◆ What is asked: Return each line of the listing that contains the string "object".

◆ Input rows:

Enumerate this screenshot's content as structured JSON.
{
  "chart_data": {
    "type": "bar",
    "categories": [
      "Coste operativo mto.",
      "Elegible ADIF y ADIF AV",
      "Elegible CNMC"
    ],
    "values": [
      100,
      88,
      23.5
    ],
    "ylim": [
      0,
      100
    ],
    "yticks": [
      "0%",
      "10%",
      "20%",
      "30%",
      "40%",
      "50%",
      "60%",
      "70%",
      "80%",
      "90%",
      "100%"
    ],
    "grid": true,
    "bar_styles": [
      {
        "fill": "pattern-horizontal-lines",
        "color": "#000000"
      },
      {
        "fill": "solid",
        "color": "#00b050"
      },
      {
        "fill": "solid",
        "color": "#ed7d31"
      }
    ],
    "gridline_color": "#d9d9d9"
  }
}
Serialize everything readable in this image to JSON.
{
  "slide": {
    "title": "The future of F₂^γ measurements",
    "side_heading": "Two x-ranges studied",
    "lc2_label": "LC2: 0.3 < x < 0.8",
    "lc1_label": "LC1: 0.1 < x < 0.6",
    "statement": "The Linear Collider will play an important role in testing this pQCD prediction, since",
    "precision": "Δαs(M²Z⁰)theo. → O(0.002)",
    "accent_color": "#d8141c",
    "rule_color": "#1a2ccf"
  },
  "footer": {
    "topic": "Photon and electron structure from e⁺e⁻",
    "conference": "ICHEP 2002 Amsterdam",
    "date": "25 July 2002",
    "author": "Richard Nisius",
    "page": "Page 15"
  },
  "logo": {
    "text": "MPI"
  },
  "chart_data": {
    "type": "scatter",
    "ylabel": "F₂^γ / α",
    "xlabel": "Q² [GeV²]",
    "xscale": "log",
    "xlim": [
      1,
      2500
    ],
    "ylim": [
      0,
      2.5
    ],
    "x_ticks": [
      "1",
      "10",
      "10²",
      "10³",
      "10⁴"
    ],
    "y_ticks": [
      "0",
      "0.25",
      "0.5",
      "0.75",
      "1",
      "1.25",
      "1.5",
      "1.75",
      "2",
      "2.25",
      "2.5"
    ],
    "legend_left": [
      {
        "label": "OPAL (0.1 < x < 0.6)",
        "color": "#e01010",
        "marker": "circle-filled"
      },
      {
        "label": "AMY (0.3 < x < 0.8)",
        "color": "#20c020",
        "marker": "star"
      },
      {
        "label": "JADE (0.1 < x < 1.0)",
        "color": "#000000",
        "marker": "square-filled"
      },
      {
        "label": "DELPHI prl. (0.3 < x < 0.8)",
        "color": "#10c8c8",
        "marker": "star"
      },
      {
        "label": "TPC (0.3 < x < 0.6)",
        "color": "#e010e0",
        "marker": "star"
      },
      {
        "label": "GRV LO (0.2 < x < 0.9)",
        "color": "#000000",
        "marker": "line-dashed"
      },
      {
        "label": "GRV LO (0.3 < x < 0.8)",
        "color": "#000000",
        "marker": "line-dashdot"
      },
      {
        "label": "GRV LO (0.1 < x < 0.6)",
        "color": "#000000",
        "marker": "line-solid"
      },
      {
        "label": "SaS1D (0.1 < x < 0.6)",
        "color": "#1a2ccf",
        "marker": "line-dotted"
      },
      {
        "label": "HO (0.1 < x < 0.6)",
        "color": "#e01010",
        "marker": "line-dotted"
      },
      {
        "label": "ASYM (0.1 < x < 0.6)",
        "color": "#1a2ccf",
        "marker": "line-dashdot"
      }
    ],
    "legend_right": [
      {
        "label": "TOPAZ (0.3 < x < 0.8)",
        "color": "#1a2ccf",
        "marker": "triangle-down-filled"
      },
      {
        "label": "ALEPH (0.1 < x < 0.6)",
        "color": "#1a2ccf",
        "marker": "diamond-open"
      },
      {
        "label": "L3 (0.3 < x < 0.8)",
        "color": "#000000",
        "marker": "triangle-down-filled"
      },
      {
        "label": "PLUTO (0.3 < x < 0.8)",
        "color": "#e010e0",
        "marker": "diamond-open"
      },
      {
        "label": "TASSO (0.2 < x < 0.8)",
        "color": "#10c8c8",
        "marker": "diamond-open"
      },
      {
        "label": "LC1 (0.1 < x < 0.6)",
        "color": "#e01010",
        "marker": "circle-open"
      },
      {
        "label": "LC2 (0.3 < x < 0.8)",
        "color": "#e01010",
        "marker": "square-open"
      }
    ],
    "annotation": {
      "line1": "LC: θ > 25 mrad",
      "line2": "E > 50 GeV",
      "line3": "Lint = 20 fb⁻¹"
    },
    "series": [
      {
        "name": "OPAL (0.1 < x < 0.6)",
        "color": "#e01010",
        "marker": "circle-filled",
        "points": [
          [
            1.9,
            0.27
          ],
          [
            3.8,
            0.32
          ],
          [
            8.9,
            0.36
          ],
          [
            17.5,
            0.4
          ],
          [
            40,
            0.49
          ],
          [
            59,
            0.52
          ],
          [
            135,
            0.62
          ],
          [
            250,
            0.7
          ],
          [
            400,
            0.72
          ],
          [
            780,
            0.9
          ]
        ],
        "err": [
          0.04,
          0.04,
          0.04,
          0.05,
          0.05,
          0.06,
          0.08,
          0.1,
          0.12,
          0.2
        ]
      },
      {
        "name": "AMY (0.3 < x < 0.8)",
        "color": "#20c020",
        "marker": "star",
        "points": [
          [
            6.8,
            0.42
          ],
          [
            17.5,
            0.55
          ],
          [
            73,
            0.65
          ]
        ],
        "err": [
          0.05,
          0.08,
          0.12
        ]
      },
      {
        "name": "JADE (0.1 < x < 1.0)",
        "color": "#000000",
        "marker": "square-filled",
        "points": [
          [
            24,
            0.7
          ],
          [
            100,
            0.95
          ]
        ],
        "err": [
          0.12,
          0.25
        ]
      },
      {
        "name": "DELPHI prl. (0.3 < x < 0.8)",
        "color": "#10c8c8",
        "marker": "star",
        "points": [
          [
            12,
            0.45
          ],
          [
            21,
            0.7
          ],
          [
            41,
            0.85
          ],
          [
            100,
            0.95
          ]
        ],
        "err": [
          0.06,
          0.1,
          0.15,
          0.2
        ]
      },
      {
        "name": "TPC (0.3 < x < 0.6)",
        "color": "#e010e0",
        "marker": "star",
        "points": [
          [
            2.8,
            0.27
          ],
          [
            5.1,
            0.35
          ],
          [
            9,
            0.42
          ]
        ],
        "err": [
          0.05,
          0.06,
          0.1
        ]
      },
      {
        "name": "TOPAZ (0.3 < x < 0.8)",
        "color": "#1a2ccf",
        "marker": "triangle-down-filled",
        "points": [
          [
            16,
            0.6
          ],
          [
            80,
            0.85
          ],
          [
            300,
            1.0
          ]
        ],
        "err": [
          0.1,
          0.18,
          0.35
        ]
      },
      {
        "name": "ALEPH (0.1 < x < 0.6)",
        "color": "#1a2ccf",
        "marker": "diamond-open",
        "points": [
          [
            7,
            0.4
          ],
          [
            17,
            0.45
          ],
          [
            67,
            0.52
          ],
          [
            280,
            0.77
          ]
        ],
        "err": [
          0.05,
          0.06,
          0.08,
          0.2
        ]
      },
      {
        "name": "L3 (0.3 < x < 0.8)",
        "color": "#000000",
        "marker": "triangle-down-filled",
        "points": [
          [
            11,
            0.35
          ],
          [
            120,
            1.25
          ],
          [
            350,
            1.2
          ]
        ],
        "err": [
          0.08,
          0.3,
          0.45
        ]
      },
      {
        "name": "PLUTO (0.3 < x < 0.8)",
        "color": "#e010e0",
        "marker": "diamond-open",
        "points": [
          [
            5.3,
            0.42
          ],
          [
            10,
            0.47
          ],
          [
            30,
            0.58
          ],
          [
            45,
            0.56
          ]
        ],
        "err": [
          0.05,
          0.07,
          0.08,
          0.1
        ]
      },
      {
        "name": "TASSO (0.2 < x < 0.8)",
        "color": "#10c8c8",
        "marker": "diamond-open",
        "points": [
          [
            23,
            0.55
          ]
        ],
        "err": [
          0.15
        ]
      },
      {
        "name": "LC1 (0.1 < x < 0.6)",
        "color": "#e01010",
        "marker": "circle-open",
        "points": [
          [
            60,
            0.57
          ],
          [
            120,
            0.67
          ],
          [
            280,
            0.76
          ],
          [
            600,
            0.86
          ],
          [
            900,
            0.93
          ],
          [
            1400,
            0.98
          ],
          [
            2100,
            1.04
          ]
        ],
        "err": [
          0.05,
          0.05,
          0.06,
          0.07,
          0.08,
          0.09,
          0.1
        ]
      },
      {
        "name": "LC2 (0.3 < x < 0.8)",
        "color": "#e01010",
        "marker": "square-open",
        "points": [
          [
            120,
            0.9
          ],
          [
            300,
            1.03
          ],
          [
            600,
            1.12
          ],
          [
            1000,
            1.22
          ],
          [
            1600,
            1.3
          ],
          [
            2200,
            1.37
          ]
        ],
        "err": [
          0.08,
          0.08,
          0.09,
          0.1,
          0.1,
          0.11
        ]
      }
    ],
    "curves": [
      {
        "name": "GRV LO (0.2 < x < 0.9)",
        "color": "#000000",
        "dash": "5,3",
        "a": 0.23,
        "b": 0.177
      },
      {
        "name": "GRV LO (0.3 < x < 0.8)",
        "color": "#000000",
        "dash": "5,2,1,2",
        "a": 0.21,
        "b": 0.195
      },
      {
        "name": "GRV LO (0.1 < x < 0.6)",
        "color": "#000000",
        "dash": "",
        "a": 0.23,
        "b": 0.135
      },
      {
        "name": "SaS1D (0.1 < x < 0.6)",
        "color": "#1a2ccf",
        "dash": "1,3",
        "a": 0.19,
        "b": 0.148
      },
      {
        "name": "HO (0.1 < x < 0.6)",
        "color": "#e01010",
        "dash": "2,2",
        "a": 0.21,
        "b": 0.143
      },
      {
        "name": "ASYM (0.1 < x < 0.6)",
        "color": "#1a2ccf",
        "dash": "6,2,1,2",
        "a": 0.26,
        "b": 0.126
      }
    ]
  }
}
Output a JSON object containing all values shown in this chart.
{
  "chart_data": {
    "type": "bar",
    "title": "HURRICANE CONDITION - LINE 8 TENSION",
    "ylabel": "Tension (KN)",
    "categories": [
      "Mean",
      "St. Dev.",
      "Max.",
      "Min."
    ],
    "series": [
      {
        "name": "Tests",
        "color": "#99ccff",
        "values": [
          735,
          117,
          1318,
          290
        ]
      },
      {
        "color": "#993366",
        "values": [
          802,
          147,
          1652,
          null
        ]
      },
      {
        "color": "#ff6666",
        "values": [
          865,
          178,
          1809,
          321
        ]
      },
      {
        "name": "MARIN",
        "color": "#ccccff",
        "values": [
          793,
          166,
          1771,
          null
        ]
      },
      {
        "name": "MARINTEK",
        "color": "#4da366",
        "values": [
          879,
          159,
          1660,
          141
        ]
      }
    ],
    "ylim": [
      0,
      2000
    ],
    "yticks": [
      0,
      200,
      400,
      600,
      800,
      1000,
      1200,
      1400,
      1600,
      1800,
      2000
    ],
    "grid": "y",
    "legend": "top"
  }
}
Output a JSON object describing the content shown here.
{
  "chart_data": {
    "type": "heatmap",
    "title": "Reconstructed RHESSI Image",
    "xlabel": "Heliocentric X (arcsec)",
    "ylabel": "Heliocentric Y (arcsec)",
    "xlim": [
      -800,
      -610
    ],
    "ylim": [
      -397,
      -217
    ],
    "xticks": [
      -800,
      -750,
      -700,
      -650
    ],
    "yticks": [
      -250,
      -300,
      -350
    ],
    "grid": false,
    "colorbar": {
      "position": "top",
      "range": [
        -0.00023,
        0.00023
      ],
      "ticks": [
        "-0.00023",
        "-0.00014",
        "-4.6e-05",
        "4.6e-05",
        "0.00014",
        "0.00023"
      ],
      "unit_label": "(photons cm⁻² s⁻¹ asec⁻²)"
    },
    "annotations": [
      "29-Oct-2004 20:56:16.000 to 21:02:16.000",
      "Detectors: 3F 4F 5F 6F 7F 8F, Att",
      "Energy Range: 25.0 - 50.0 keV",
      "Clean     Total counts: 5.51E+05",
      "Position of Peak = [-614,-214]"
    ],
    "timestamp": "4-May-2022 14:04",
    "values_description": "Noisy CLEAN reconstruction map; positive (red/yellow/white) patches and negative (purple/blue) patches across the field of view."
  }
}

◆ Exercise solution:
Output a JSON object containing all values shown in this chart.
Output a JSON object describing the content shown here.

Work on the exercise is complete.